▶ _WHAT YOU ARE ASKED TO DO_
Output the full listing below exactly, without the pictures.

________________________

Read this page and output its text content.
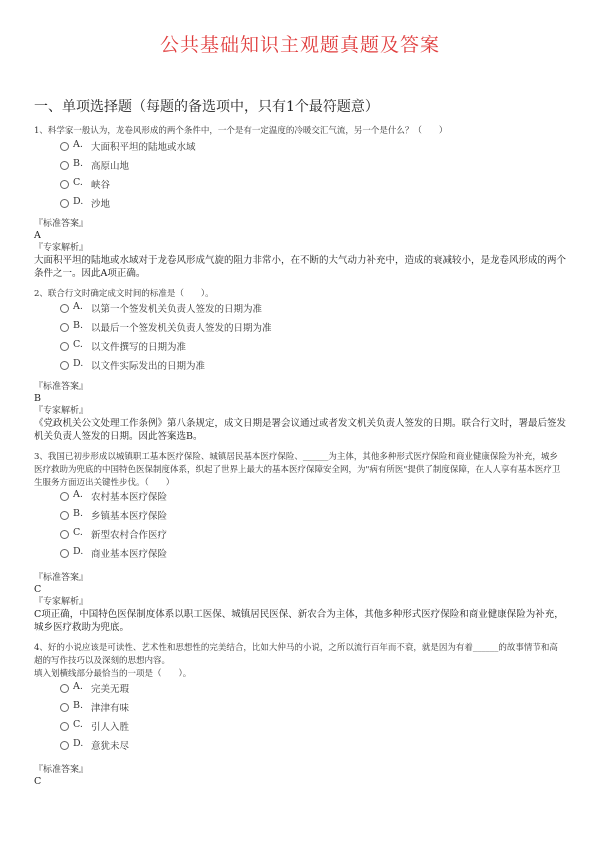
公共基础知识主观题真题及答案
一、单项选择题（每题的备选项中，只有1个最符题意）
1、科学家一般认为，龙卷风形成的两个条件中，一个是有一定温度的冷暖交汇气流，另一个是什么？（　　）
A. 大面积平坦的陆地或水域
B. 高原山地
C. 峡谷
D. 沙地
『标准答案』
A
『专家解析』
大面积平坦的陆地或水域对于龙卷风形成气旋的阻力非常小，在不断的大气动力补充中，造成的衰减较小，是龙卷风形成的两个条件之一。因此A项正确。
2、联合行文时确定成文时间的标准是（　　）。
A. 以第一个签发机关负责人签发的日期为准
B. 以最后一个签发机关负责人签发的日期为准
C. 以文件撰写的日期为准
D. 以文件实际发出的日期为准
『标准答案』
B
『专家解析』
《党政机关公文处理工作条例》第八条规定，成文日期是署会议通过或者发文机关负责人签发的日期。联合行文时，署最后签发机关负责人签发的日期。因此答案选B。
3、我国已初步形成以城镇职工基本医疗保险、城镇居民基本医疗保险、______为主体，其他多种形式医疗保险和商业健康保险为补充，城乡医疗救助为兜底的中国特色医保制度体系，织起了世界上最大的基本医疗保障安全网，为"病有所医"提供了制度保障，在人人享有基本医疗卫生服务方面迈出关键性步伐。（　　）
A. 农村基本医疗保险
B. 乡镇基本医疗保险
C. 新型农村合作医疗
D. 商业基本医疗保险
『标准答案』
C
『专家解析』
C项正确，中国特色医保制度体系以职工医保、城镇居民医保、新农合为主体，其他多种形式医疗保险和商业健康保险为补充，城乡医疗救助为兜底。
4、好的小说应该是可读性、艺术性和思想性的完美结合，比如大仲马的小说，之所以流行百年而不衰，就是因为有着______的故事情节和高超的写作技巧以及深刻的思想内容。
填入划横线部分最恰当的一项是（　　）。
A. 完美无瑕
B. 津津有味
C. 引人入胜
D. 意犹未尽
『标准答案』
C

________________________

▶ _RESULT OF THIS TASK_
Read this page and output its text content.
公共基础知识主观题真题及答案
一、单项选择题（每题的备选项中，只有1个最符题意）
1、科学家一般认为，龙卷风形成的两个条件中，一个是有一定温度的冷暖交汇气流，另一个是什么？（　　）
A. 大面积平坦的陆地或水域
B. 高原山地
C. 峡谷
D. 沙地
『标准答案』
A
『专家解析』
大面积平坦的陆地或水域对于龙卷风形成气旋的阻力非常小，在不断的大气动力补充中，造成的衰减较小，是龙卷风形成的两个条件之一。因此A项正确。
2、联合行文时确定成文时间的标准是（　　）。
A. 以第一个签发机关负责人签发的日期为准
B. 以最后一个签发机关负责人签发的日期为准
C. 以文件撰写的日期为准
D. 以文件实际发出的日期为准
『标准答案』
B
『专家解析』
《党政机关公文处理工作条例》第八条规定，成文日期是署会议通过或者发文机关负责人签发的日期。联合行文时，署最后签发机关负责人签发的日期。因此答案选B。
3、我国已初步形成以城镇职工基本医疗保险、城镇居民基本医疗保险、______为主体，其他多种形式医疗保险和商业健康保险为补充，城乡医疗救助为兜底的中国特色医保制度体系，织起了世界上最大的基本医疗保障安全网，为"病有所医"提供了制度保障，在人人享有基本医疗卫生服务方面迈出关键性步伐。（　　）
A. 农村基本医疗保险
B. 乡镇基本医疗保险
C. 新型农村合作医疗
D. 商业基本医疗保险
『标准答案』
C
『专家解析』
C项正确，中国特色医保制度体系以职工医保、城镇居民医保、新农合为主体，其他多种形式医疗保险和商业健康保险为补充，城乡医疗救助为兜底。
4、好的小说应该是可读性、艺术性和思想性的完美结合，比如大仲马的小说，之所以流行百年而不衰，就是因为有着______的故事情节和高超的写作技巧以及深刻的思想内容。
填入划横线部分最恰当的一项是（　　）。
A. 完美无瑕
B. 津津有味
C. 引人入胜
D. 意犹未尽
『标准答案』
C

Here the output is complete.